Thursday, 9 October 2008

Hiking Trails - Whistling Pass Trail - Day 6 of 11

This post belongs to the first series of hikes, which is an 11-day backpacking trip from Kananaskis, along the Continental Divide to Yoho National Park. Today’s post covers the sixth day.

Egypt Lake to Ball Pass Junction
12km – 7 hours – moderate – closest town: Banff, AB
Elevation gain - 45m (150 ft).

Egypt Lake Campground
42.5 miles (68.0) — Egypt Lake Campground. Elevation: 6,545 feet (1,963.5 metres)

[1– Bridge over Pharaoh Creek at Egypt Lake Campground]

[2– wildflowers on Whistling Pass]

[3– Pharaoh Peaks on Whistling Pass Trail]

[4– view to Whistling Pass]

[5 -View from Whistling Pass to snow covered Mt. Ball]

The steep climb up to Whistling Pass reveals the reason behind the name. It is not because of the wind that whips through it, but for the multiple family groups of whistling hoary marmots looking down from their vantage points on huge boulders. They whistle with the passing of each backpacker.

[6– Hoary Marmot by Wikipedia]

[7– Meadow Whistling Pass]

44.6 miles (71.3) — Whistling Pass. Elevation: 7,545 feet (2,263.5 metres)

[8– Scarab Lake below Mt Haiduk]

This is a good place to have lunch overlooking the lake, before going on to Ball Pass Junction.

Three and a half miles and 1,250 feet (375m) of descent from the pass is Ball Pass Junction Campground, a beautiful, quiet, scenic timberline site featuring some picnic tables, so called because it lies at the intersection of two major trails.

48.0 miles (76.8) — Ball Pass Jct. Campground. Elevation: 6,300 feet (1,890 metres)

Banff National Park is finally left for Kootenay National Park at Ball Pass which lies 1.5 miles (2.4 km) and 1,000 feet (300m) above the campground. The view from the pass is dominated by Mount Ball, a distinctive, bulky peak capped with a curving white glacier.

Mount Ball was named by James Hector in 1858. Ball, John (John Ball was Under-secretary of State for the Colonies and was influential in obtaining funding for the Palliser Expedition; first president of the Alpine Club (London)).*


Research: *Peaks of the Canadian Rockies (

Photo Credits: [1][2][3][4][5][7][8]-by brilang-CC=nc-sa-flickr; [6]-by wikipedia.

● **Provided material**
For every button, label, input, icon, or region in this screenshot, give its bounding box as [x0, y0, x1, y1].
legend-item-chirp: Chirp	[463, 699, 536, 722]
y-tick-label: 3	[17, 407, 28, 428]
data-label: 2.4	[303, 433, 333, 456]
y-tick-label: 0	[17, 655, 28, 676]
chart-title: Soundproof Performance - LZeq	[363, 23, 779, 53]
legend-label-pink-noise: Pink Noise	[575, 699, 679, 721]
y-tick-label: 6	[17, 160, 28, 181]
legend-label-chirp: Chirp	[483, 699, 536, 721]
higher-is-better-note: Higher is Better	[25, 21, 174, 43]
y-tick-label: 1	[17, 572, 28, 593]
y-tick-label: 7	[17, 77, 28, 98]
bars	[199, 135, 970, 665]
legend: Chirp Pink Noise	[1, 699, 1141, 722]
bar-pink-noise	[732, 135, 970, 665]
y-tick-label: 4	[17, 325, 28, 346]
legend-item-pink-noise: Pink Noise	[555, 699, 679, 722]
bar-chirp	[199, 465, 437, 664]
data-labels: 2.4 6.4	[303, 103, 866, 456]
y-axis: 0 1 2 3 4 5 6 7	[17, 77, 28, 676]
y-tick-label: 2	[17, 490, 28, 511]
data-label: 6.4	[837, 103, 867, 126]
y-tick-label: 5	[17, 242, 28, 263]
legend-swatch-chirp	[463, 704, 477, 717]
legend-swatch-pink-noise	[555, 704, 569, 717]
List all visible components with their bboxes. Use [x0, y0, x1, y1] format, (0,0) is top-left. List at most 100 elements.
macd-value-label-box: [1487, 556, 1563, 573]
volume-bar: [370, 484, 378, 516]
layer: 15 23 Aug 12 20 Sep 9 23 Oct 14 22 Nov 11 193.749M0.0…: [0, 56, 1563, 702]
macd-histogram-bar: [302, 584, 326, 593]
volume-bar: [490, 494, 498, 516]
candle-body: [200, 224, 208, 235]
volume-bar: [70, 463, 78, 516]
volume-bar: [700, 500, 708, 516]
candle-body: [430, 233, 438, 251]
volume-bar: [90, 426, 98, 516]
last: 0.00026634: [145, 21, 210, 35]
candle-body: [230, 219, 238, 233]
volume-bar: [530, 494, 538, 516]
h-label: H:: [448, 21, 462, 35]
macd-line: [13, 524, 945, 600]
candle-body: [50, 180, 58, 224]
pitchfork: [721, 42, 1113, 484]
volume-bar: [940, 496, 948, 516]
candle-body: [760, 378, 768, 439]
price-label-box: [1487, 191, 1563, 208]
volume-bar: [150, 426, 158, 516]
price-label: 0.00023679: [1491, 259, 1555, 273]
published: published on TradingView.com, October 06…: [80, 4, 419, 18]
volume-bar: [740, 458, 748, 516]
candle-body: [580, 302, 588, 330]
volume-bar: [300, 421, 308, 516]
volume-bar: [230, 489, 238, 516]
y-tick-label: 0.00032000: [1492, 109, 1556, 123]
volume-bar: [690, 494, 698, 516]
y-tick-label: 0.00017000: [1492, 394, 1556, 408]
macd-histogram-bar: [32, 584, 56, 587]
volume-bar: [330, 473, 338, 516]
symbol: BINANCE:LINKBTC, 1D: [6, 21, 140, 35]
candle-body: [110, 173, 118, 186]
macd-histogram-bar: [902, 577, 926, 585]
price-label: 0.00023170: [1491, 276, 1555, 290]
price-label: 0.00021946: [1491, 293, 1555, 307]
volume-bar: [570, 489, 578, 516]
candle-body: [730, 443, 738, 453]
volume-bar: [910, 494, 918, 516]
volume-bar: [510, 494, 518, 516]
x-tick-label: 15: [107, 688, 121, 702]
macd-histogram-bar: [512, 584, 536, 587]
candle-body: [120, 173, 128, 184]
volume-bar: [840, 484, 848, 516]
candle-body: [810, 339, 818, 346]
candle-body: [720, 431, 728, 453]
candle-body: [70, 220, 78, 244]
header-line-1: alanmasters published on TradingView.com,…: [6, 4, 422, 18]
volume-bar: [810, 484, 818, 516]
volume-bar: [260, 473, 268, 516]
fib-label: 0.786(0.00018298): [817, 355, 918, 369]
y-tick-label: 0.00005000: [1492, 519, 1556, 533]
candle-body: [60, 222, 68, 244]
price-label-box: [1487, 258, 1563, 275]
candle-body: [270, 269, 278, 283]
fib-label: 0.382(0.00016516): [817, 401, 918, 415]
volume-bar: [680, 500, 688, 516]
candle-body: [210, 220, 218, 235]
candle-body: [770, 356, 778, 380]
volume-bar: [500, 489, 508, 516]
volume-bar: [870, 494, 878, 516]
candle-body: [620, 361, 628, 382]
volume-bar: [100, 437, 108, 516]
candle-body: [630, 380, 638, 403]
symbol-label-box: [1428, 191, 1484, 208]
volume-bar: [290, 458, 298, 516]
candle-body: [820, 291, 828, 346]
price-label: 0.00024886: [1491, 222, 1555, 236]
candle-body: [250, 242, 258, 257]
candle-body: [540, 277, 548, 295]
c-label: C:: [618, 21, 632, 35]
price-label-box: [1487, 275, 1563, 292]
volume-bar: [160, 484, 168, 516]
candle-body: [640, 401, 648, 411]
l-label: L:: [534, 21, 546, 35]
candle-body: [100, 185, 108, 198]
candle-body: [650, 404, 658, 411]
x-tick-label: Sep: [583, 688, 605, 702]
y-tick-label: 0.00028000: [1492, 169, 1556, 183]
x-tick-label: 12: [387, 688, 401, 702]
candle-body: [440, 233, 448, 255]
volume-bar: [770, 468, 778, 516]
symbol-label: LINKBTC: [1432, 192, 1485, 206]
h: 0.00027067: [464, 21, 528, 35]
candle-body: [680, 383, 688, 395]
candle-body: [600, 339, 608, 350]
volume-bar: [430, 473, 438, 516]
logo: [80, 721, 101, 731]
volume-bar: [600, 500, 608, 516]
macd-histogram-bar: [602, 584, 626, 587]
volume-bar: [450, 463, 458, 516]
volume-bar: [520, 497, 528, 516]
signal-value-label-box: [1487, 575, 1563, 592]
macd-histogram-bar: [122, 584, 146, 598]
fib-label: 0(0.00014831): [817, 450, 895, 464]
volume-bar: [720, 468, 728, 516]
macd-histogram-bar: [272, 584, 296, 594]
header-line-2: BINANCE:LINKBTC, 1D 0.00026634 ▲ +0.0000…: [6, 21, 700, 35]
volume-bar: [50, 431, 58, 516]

● **To be done**
In the Whistling Pass hiking post, what is the pass named for?

● **Answer to the task**
The family groups of hoary marmots that whistle at each passing backpacker from their perches on huge boulders.